◆ STATED TASK
Leave out the pictures and repeat the rest of the material exactly.

▬▬▬▬▬▬

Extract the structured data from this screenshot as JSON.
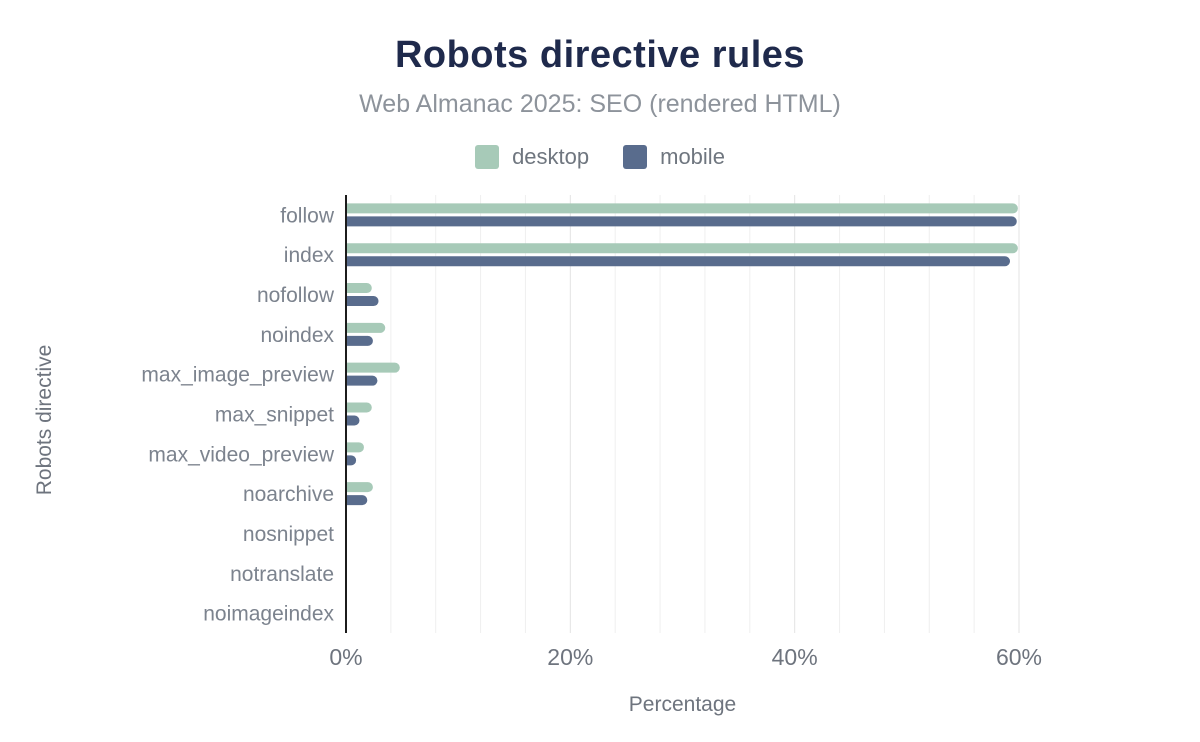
{
  "header": {
    "title": "Robots directive rules",
    "subtitle": "Web Almanac 2025: SEO (rendered HTML)"
  },
  "legend": {
    "items": [
      {
        "label": "desktop",
        "color": "#a7cab8"
      },
      {
        "label": "mobile",
        "color": "#596c8d"
      }
    ]
  },
  "colors": {
    "title_text": "#1f2a4c",
    "subtitle_text": "#8d939b",
    "category_text": "#7c838e",
    "tick_text": "#6e747e",
    "axis_line": "#1c1c1c",
    "gridline_minor": "#efefef",
    "gridline_major": "#e3e3e3",
    "desktop_bar": "#a7cab8",
    "mobile_bar": "#596c8d",
    "background": "#ffffff"
  },
  "chart_data": {
    "type": "bar",
    "orientation": "horizontal",
    "title": "Robots directive rules",
    "subtitle": "Web Almanac 2025: SEO (rendered HTML)",
    "xlabel": "Percentage",
    "ylabel": "Robots directive",
    "xlim": [
      0,
      60
    ],
    "x_tick_values": [
      0,
      20,
      40,
      60
    ],
    "x_tick_labels": [
      "0%",
      "20%",
      "40%",
      "60%"
    ],
    "minor_grid_step": 4,
    "grid": "vertical-only",
    "legend_position": "top",
    "categories": [
      "follow",
      "index",
      "nofollow",
      "noindex",
      "max_image_preview",
      "max_snippet",
      "max_video_preview",
      "noarchive",
      "nosnippet",
      "notranslate",
      "noimageindex"
    ],
    "series": [
      {
        "name": "desktop",
        "color": "#a7cab8",
        "values": [
          59.9,
          59.9,
          2.3,
          3.5,
          4.8,
          2.3,
          1.6,
          2.4,
          0.0,
          0.0,
          0.0
        ]
      },
      {
        "name": "mobile",
        "color": "#596c8d",
        "values": [
          59.8,
          59.2,
          2.9,
          2.4,
          2.8,
          1.2,
          0.9,
          1.9,
          0.0,
          0.0,
          0.0
        ]
      }
    ]
  }
}
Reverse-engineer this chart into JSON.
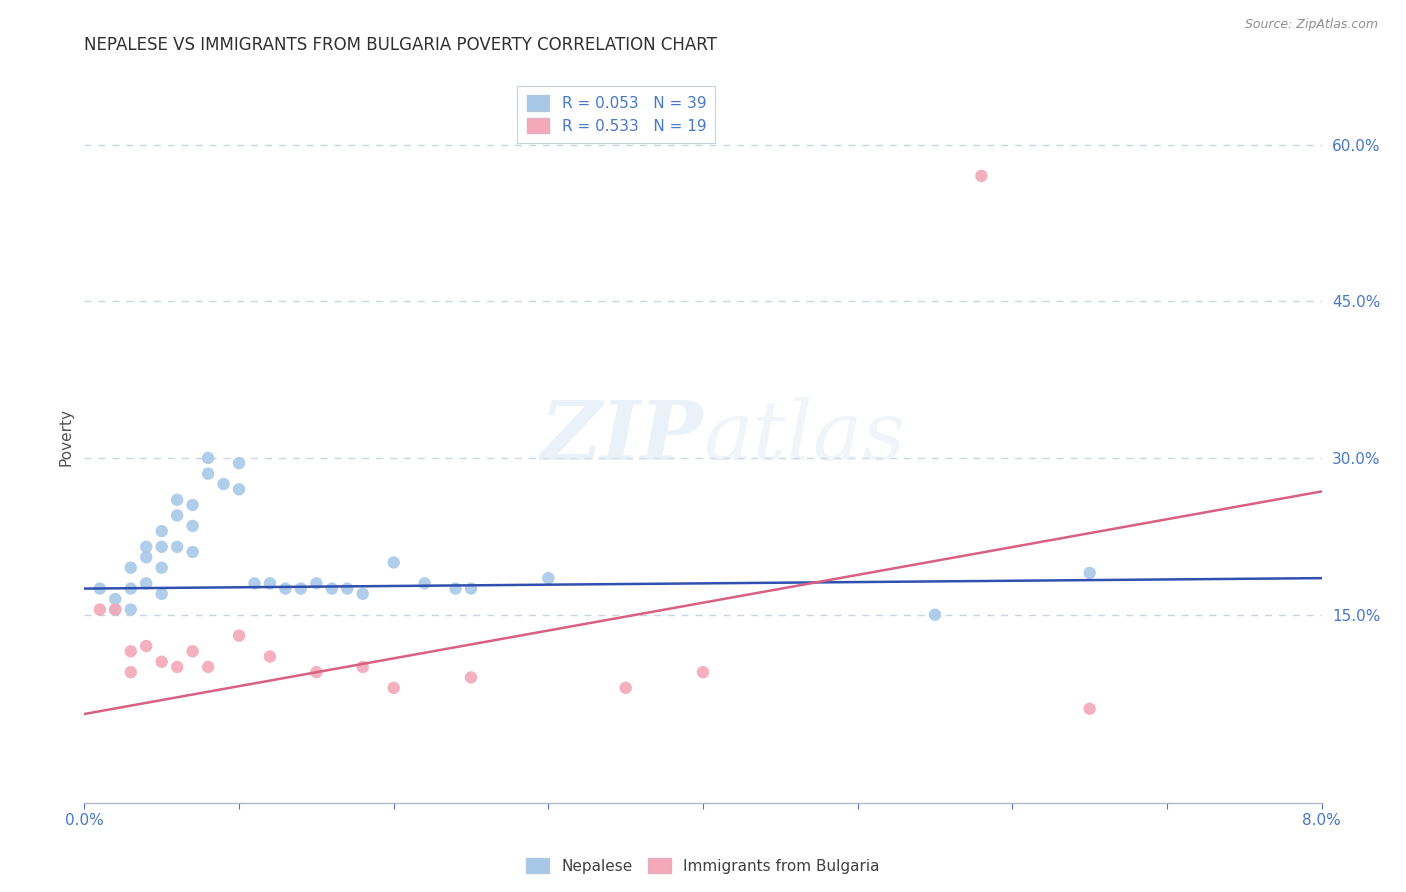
{
  "title": "NEPALESE VS IMMIGRANTS FROM BULGARIA POVERTY CORRELATION CHART",
  "source_text": "Source: ZipAtlas.com",
  "ylabel": "Poverty",
  "xlim": [
    0.0,
    0.08
  ],
  "ylim": [
    -0.03,
    0.67
  ],
  "yticks": [
    0.15,
    0.3,
    0.45,
    0.6
  ],
  "yticklabels": [
    "15.0%",
    "30.0%",
    "45.0%",
    "60.0%"
  ],
  "xticks": [
    0.0,
    0.01,
    0.02,
    0.03,
    0.04,
    0.05,
    0.06,
    0.07,
    0.08
  ],
  "R_blue": 0.053,
  "N_blue": 39,
  "R_pink": 0.533,
  "N_pink": 19,
  "blue_color": "#a8c8e8",
  "pink_color": "#f4a8b8",
  "blue_line_color": "#3050b0",
  "pink_line_color": "#d86080",
  "legend_label_blue": "Nepalese",
  "legend_label_pink": "Immigrants from Bulgaria",
  "blue_scatter_x": [
    0.001,
    0.002,
    0.002,
    0.003,
    0.003,
    0.003,
    0.004,
    0.004,
    0.004,
    0.005,
    0.005,
    0.005,
    0.005,
    0.006,
    0.006,
    0.006,
    0.007,
    0.007,
    0.007,
    0.008,
    0.008,
    0.009,
    0.01,
    0.01,
    0.011,
    0.012,
    0.013,
    0.014,
    0.015,
    0.016,
    0.017,
    0.018,
    0.02,
    0.022,
    0.024,
    0.025,
    0.03,
    0.055,
    0.065
  ],
  "blue_scatter_y": [
    0.175,
    0.165,
    0.155,
    0.195,
    0.175,
    0.155,
    0.215,
    0.205,
    0.18,
    0.23,
    0.215,
    0.195,
    0.17,
    0.26,
    0.245,
    0.215,
    0.255,
    0.235,
    0.21,
    0.3,
    0.285,
    0.275,
    0.295,
    0.27,
    0.18,
    0.18,
    0.175,
    0.175,
    0.18,
    0.175,
    0.175,
    0.17,
    0.2,
    0.18,
    0.175,
    0.175,
    0.185,
    0.15,
    0.19
  ],
  "pink_scatter_x": [
    0.001,
    0.002,
    0.003,
    0.003,
    0.004,
    0.005,
    0.006,
    0.007,
    0.008,
    0.01,
    0.012,
    0.015,
    0.018,
    0.02,
    0.025,
    0.035,
    0.04,
    0.058,
    0.065
  ],
  "pink_scatter_y": [
    0.155,
    0.155,
    0.115,
    0.095,
    0.12,
    0.105,
    0.1,
    0.115,
    0.1,
    0.13,
    0.11,
    0.095,
    0.1,
    0.08,
    0.09,
    0.08,
    0.095,
    0.57,
    0.06
  ],
  "blue_trend_x": [
    0.0,
    0.08
  ],
  "blue_trend_y": [
    0.175,
    0.185
  ],
  "pink_trend_x": [
    0.0,
    0.08
  ],
  "pink_trend_y": [
    0.055,
    0.268
  ],
  "grid_color": "#c8d4e4",
  "background_color": "#ffffff",
  "title_color": "#303030",
  "tick_color": "#4878c8",
  "axis_label_color": "#505050",
  "spine_color": "#b0b8c8"
}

▬▬▬▬▬▬

◆ THE REPLY
Extract the structured data from this screenshot as JSON.
{
  "header": {
    "title": "Robots directive rules",
    "subtitle": "Web Almanac 2025: SEO (rendered HTML)"
  },
  "legend": {
    "items": [
      {
        "label": "desktop",
        "color": "#a7cab8"
      },
      {
        "label": "mobile",
        "color": "#596c8d"
      }
    ]
  },
  "colors": {
    "title_text": "#1f2a4c",
    "subtitle_text": "#8d939b",
    "category_text": "#7c838e",
    "tick_text": "#6e747e",
    "axis_line": "#1c1c1c",
    "gridline_minor": "#efefef",
    "gridline_major": "#e3e3e3",
    "desktop_bar": "#a7cab8",
    "mobile_bar": "#596c8d",
    "background": "#ffffff"
  },
  "chart_data": {
    "type": "bar",
    "orientation": "horizontal",
    "title": "Robots directive rules",
    "subtitle": "Web Almanac 2025: SEO (rendered HTML)",
    "xlabel": "Percentage",
    "ylabel": "Robots directive",
    "xlim": [
      0,
      60
    ],
    "x_tick_values": [
      0,
      20,
      40,
      60
    ],
    "x_tick_labels": [
      "0%",
      "20%",
      "40%",
      "60%"
    ],
    "minor_grid_step": 4,
    "grid": "vertical-only",
    "legend_position": "top",
    "categories": [
      "follow",
      "index",
      "nofollow",
      "noindex",
      "max_image_preview",
      "max_snippet",
      "max_video_preview",
      "noarchive",
      "nosnippet",
      "notranslate",
      "noimageindex"
    ],
    "series": [
      {
        "name": "desktop",
        "color": "#a7cab8",
        "values": [
          59.9,
          59.9,
          2.3,
          3.5,
          4.8,
          2.3,
          1.6,
          2.4,
          0.0,
          0.0,
          0.0
        ]
      },
      {
        "name": "mobile",
        "color": "#596c8d",
        "values": [
          59.8,
          59.2,
          2.9,
          2.4,
          2.8,
          1.2,
          0.9,
          1.9,
          0.0,
          0.0,
          0.0
        ]
      }
    ]
  }
}
Reverse-engineer this chart into JSON.
{
  "title": "NEPALESE VS IMMIGRANTS FROM BULGARIA POVERTY CORRELATION CHART",
  "source_text": "Source: ZipAtlas.com",
  "ylabel": "Poverty",
  "xlim": [
    0.0,
    0.08
  ],
  "ylim": [
    -0.03,
    0.67
  ],
  "yticks": [
    0.15,
    0.3,
    0.45,
    0.6
  ],
  "yticklabels": [
    "15.0%",
    "30.0%",
    "45.0%",
    "60.0%"
  ],
  "xticks": [
    0.0,
    0.01,
    0.02,
    0.03,
    0.04,
    0.05,
    0.06,
    0.07,
    0.08
  ],
  "R_blue": 0.053,
  "N_blue": 39,
  "R_pink": 0.533,
  "N_pink": 19,
  "blue_color": "#a8c8e8",
  "pink_color": "#f4a8b8",
  "blue_line_color": "#3050b0",
  "pink_line_color": "#d86080",
  "legend_label_blue": "Nepalese",
  "legend_label_pink": "Immigrants from Bulgaria",
  "blue_scatter_x": [
    0.001,
    0.002,
    0.002,
    0.003,
    0.003,
    0.003,
    0.004,
    0.004,
    0.004,
    0.005,
    0.005,
    0.005,
    0.005,
    0.006,
    0.006,
    0.006,
    0.007,
    0.007,
    0.007,
    0.008,
    0.008,
    0.009,
    0.01,
    0.01,
    0.011,
    0.012,
    0.013,
    0.014,
    0.015,
    0.016,
    0.017,
    0.018,
    0.02,
    0.022,
    0.024,
    0.025,
    0.03,
    0.055,
    0.065
  ],
  "blue_scatter_y": [
    0.175,
    0.165,
    0.155,
    0.195,
    0.175,
    0.155,
    0.215,
    0.205,
    0.18,
    0.23,
    0.215,
    0.195,
    0.17,
    0.26,
    0.245,
    0.215,
    0.255,
    0.235,
    0.21,
    0.3,
    0.285,
    0.275,
    0.295,
    0.27,
    0.18,
    0.18,
    0.175,
    0.175,
    0.18,
    0.175,
    0.175,
    0.17,
    0.2,
    0.18,
    0.175,
    0.175,
    0.185,
    0.15,
    0.19
  ],
  "pink_scatter_x": [
    0.001,
    0.002,
    0.003,
    0.003,
    0.004,
    0.005,
    0.006,
    0.007,
    0.008,
    0.01,
    0.012,
    0.015,
    0.018,
    0.02,
    0.025,
    0.035,
    0.04,
    0.058,
    0.065
  ],
  "pink_scatter_y": [
    0.155,
    0.155,
    0.115,
    0.095,
    0.12,
    0.105,
    0.1,
    0.115,
    0.1,
    0.13,
    0.11,
    0.095,
    0.1,
    0.08,
    0.09,
    0.08,
    0.095,
    0.57,
    0.06
  ],
  "blue_trend_x": [
    0.0,
    0.08
  ],
  "blue_trend_y": [
    0.175,
    0.185
  ],
  "pink_trend_x": [
    0.0,
    0.08
  ],
  "pink_trend_y": [
    0.055,
    0.268
  ],
  "grid_color": "#c8d4e4",
  "background_color": "#ffffff",
  "title_color": "#303030",
  "tick_color": "#4878c8",
  "axis_label_color": "#505050",
  "spine_color": "#b0b8c8"
}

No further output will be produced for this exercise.